#### [Task to complete]
Below is a listing; reproduce each line of it exactly.

[Records start]

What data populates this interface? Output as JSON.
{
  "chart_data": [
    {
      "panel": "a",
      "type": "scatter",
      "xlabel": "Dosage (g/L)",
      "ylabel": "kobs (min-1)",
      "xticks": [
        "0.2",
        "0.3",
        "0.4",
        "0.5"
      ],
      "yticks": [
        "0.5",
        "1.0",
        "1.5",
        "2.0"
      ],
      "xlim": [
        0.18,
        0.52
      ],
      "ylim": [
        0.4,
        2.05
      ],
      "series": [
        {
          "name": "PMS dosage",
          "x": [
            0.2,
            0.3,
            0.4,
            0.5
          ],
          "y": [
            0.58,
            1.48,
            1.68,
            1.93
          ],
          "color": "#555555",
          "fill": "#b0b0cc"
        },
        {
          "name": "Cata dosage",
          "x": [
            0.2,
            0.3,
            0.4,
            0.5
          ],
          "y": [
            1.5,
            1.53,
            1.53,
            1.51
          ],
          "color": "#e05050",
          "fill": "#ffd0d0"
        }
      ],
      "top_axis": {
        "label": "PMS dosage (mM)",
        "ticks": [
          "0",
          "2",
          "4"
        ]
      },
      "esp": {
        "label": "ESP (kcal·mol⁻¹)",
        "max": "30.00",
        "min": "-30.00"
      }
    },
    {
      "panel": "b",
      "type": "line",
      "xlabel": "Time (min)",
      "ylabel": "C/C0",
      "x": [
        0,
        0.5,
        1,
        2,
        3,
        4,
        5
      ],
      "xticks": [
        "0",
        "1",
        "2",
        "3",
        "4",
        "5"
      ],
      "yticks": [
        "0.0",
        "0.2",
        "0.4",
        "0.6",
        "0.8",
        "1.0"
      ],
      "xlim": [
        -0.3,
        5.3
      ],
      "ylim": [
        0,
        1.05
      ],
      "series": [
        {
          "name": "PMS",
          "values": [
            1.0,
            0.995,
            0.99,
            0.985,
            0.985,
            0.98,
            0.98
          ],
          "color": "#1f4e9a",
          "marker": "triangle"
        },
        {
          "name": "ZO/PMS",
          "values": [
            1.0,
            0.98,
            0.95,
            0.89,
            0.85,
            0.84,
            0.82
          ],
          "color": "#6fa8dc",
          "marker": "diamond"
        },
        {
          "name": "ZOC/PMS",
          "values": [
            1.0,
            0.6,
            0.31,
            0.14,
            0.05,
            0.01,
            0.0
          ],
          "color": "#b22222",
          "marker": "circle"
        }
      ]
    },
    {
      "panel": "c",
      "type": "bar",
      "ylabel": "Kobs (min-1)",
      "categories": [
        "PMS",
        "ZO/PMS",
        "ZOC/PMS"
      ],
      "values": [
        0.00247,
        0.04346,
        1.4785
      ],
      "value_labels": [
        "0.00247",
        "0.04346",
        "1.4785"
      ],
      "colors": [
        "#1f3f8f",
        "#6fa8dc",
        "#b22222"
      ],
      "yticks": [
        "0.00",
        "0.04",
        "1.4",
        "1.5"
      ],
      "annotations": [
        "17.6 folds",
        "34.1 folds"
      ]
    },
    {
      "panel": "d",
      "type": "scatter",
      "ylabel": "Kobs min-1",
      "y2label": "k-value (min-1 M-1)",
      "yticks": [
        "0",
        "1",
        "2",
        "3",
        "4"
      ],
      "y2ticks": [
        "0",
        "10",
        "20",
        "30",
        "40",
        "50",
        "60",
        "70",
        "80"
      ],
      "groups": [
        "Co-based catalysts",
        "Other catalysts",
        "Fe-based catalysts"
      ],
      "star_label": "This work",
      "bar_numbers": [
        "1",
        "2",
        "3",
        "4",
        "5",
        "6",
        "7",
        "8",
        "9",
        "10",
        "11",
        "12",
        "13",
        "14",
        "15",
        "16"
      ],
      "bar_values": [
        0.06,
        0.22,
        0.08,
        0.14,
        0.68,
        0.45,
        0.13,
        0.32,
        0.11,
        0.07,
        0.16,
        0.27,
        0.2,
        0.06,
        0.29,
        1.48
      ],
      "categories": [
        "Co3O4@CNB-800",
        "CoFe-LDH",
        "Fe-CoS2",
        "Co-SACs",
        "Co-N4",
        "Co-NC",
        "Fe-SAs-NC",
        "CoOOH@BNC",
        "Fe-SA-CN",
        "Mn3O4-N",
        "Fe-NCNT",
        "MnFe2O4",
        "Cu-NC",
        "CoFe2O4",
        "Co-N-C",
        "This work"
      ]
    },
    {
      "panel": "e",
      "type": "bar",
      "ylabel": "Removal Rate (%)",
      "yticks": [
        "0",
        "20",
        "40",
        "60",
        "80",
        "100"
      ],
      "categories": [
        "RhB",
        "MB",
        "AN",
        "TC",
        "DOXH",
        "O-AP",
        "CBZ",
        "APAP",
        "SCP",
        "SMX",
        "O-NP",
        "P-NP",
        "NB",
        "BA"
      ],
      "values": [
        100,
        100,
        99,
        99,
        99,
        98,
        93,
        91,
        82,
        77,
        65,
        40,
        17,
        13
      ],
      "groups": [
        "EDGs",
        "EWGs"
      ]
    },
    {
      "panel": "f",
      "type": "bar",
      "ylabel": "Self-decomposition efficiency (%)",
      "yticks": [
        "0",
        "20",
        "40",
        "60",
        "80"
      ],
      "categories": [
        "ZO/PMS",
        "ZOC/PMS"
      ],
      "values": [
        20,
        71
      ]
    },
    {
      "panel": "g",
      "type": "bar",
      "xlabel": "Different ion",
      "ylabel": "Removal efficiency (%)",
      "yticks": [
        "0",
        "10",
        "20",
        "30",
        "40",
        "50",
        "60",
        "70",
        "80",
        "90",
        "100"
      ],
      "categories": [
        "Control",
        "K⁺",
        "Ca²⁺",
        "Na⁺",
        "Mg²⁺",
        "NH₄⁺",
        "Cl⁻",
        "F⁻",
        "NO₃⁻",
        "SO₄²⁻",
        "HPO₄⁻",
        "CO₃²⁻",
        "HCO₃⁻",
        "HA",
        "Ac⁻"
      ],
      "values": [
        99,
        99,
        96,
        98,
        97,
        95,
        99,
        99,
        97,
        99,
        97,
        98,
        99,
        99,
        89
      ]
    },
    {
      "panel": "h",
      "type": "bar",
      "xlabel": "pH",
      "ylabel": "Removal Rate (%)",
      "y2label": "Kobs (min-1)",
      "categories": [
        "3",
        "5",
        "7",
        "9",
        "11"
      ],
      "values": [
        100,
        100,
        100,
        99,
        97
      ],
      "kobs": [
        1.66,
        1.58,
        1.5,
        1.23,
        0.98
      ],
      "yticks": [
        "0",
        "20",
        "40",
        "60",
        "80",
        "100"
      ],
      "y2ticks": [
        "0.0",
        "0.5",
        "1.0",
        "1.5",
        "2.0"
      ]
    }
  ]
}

[Records end]

#### [Answer to this exercise]
What data populates this interface? Output as JSON.
{
  "chart_data": [
    {
      "panel": "a",
      "type": "scatter",
      "xlabel": "Dosage (g/L)",
      "ylabel": "kobs (min-1)",
      "xticks": [
        "0.2",
        "0.3",
        "0.4",
        "0.5"
      ],
      "yticks": [
        "0.5",
        "1.0",
        "1.5",
        "2.0"
      ],
      "xlim": [
        0.18,
        0.52
      ],
      "ylim": [
        0.4,
        2.05
      ],
      "series": [
        {
          "name": "PMS dosage",
          "x": [
            0.2,
            0.3,
            0.4,
            0.5
          ],
          "y": [
            0.58,
            1.48,
            1.68,
            1.93
          ],
          "color": "#555555",
          "fill": "#b0b0cc"
        },
        {
          "name": "Cata dosage",
          "x": [
            0.2,
            0.3,
            0.4,
            0.5
          ],
          "y": [
            1.5,
            1.53,
            1.53,
            1.51
          ],
          "color": "#e05050",
          "fill": "#ffd0d0"
        }
      ],
      "top_axis": {
        "label": "PMS dosage (mM)",
        "ticks": [
          "0",
          "2",
          "4"
        ]
      },
      "esp": {
        "label": "ESP (kcal·mol⁻¹)",
        "max": "30.00",
        "min": "-30.00"
      }
    },
    {
      "panel": "b",
      "type": "line",
      "xlabel": "Time (min)",
      "ylabel": "C/C0",
      "x": [
        0,
        0.5,
        1,
        2,
        3,
        4,
        5
      ],
      "xticks": [
        "0",
        "1",
        "2",
        "3",
        "4",
        "5"
      ],
      "yticks": [
        "0.0",
        "0.2",
        "0.4",
        "0.6",
        "0.8",
        "1.0"
      ],
      "xlim": [
        -0.3,
        5.3
      ],
      "ylim": [
        0,
        1.05
      ],
      "series": [
        {
          "name": "PMS",
          "values": [
            1.0,
            0.995,
            0.99,
            0.985,
            0.985,
            0.98,
            0.98
          ],
          "color": "#1f4e9a",
          "marker": "triangle"
        },
        {
          "name": "ZO/PMS",
          "values": [
            1.0,
            0.98,
            0.95,
            0.89,
            0.85,
            0.84,
            0.82
          ],
          "color": "#6fa8dc",
          "marker": "diamond"
        },
        {
          "name": "ZOC/PMS",
          "values": [
            1.0,
            0.6,
            0.31,
            0.14,
            0.05,
            0.01,
            0.0
          ],
          "color": "#b22222",
          "marker": "circle"
        }
      ]
    },
    {
      "panel": "c",
      "type": "bar",
      "ylabel": "Kobs (min-1)",
      "categories": [
        "PMS",
        "ZO/PMS",
        "ZOC/PMS"
      ],
      "values": [
        0.00247,
        0.04346,
        1.4785
      ],
      "value_labels": [
        "0.00247",
        "0.04346",
        "1.4785"
      ],
      "colors": [
        "#1f3f8f",
        "#6fa8dc",
        "#b22222"
      ],
      "yticks": [
        "0.00",
        "0.04",
        "1.4",
        "1.5"
      ],
      "annotations": [
        "17.6 folds",
        "34.1 folds"
      ]
    },
    {
      "panel": "d",
      "type": "scatter",
      "ylabel": "Kobs min-1",
      "y2label": "k-value (min-1 M-1)",
      "yticks": [
        "0",
        "1",
        "2",
        "3",
        "4"
      ],
      "y2ticks": [
        "0",
        "10",
        "20",
        "30",
        "40",
        "50",
        "60",
        "70",
        "80"
      ],
      "groups": [
        "Co-based catalysts",
        "Other catalysts",
        "Fe-based catalysts"
      ],
      "star_label": "This work",
      "bar_numbers": [
        "1",
        "2",
        "3",
        "4",
        "5",
        "6",
        "7",
        "8",
        "9",
        "10",
        "11",
        "12",
        "13",
        "14",
        "15",
        "16"
      ],
      "bar_values": [
        0.06,
        0.22,
        0.08,
        0.14,
        0.68,
        0.45,
        0.13,
        0.32,
        0.11,
        0.07,
        0.16,
        0.27,
        0.2,
        0.06,
        0.29,
        1.48
      ],
      "categories": [
        "Co3O4@CNB-800",
        "CoFe-LDH",
        "Fe-CoS2",
        "Co-SACs",
        "Co-N4",
        "Co-NC",
        "Fe-SAs-NC",
        "CoOOH@BNC",
        "Fe-SA-CN",
        "Mn3O4-N",
        "Fe-NCNT",
        "MnFe2O4",
        "Cu-NC",
        "CoFe2O4",
        "Co-N-C",
        "This work"
      ]
    },
    {
      "panel": "e",
      "type": "bar",
      "ylabel": "Removal Rate (%)",
      "yticks": [
        "0",
        "20",
        "40",
        "60",
        "80",
        "100"
      ],
      "categories": [
        "RhB",
        "MB",
        "AN",
        "TC",
        "DOXH",
        "O-AP",
        "CBZ",
        "APAP",
        "SCP",
        "SMX",
        "O-NP",
        "P-NP",
        "NB",
        "BA"
      ],
      "values": [
        100,
        100,
        99,
        99,
        99,
        98,
        93,
        91,
        82,
        77,
        65,
        40,
        17,
        13
      ],
      "groups": [
        "EDGs",
        "EWGs"
      ]
    },
    {
      "panel": "f",
      "type": "bar",
      "ylabel": "Self-decomposition efficiency (%)",
      "yticks": [
        "0",
        "20",
        "40",
        "60",
        "80"
      ],
      "categories": [
        "ZO/PMS",
        "ZOC/PMS"
      ],
      "values": [
        20,
        71
      ]
    },
    {
      "panel": "g",
      "type": "bar",
      "xlabel": "Different ion",
      "ylabel": "Removal efficiency (%)",
      "yticks": [
        "0",
        "10",
        "20",
        "30",
        "40",
        "50",
        "60",
        "70",
        "80",
        "90",
        "100"
      ],
      "categories": [
        "Control",
        "K⁺",
        "Ca²⁺",
        "Na⁺",
        "Mg²⁺",
        "NH₄⁺",
        "Cl⁻",
        "F⁻",
        "NO₃⁻",
        "SO₄²⁻",
        "HPO₄⁻",
        "CO₃²⁻",
        "HCO₃⁻",
        "HA",
        "Ac⁻"
      ],
      "values": [
        99,
        99,
        96,
        98,
        97,
        95,
        99,
        99,
        97,
        99,
        97,
        98,
        99,
        99,
        89
      ]
    },
    {
      "panel": "h",
      "type": "bar",
      "xlabel": "pH",
      "ylabel": "Removal Rate (%)",
      "y2label": "Kobs (min-1)",
      "categories": [
        "3",
        "5",
        "7",
        "9",
        "11"
      ],
      "values": [
        100,
        100,
        100,
        99,
        97
      ],
      "kobs": [
        1.66,
        1.58,
        1.5,
        1.23,
        0.98
      ],
      "yticks": [
        "0",
        "20",
        "40",
        "60",
        "80",
        "100"
      ],
      "y2ticks": [
        "0.0",
        "0.5",
        "1.0",
        "1.5",
        "2.0"
      ]
    }
  ]
}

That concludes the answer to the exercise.